═══ MATERIAL FOR THIS EXERCISE ═══

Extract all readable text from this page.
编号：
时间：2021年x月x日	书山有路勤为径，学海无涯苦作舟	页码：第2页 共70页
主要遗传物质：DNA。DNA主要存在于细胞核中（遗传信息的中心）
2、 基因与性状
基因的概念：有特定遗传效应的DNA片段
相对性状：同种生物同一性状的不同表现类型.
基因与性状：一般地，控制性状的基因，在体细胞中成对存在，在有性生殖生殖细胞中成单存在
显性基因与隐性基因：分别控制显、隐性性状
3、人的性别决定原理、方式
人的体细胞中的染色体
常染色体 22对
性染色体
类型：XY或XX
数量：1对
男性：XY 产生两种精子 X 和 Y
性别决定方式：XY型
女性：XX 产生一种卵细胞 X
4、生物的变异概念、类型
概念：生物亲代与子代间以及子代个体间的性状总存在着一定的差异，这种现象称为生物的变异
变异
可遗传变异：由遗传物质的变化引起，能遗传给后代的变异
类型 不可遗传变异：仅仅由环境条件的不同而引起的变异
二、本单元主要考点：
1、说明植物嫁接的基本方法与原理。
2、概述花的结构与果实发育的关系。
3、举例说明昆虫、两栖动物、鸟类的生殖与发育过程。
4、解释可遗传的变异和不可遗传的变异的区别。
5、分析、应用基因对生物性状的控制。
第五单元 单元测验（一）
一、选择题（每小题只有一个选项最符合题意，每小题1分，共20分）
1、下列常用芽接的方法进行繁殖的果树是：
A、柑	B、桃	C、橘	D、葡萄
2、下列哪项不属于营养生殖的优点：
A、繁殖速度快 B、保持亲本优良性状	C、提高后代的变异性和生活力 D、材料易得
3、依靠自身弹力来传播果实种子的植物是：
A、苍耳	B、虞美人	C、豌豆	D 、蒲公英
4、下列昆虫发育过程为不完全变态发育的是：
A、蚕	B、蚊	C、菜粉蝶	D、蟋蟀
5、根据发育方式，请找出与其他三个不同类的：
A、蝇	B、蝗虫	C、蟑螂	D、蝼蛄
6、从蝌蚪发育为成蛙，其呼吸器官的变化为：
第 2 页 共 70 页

═══

[YOUR OBJECTIVE] Extract each line from the entries above that contains the string "基因与性状".

[CORRECT RESULT]
2、 基因与性状
基因与性状：一般地，控制性状的基因，在体细胞中成对存在，在有性生殖生殖细胞中成单存在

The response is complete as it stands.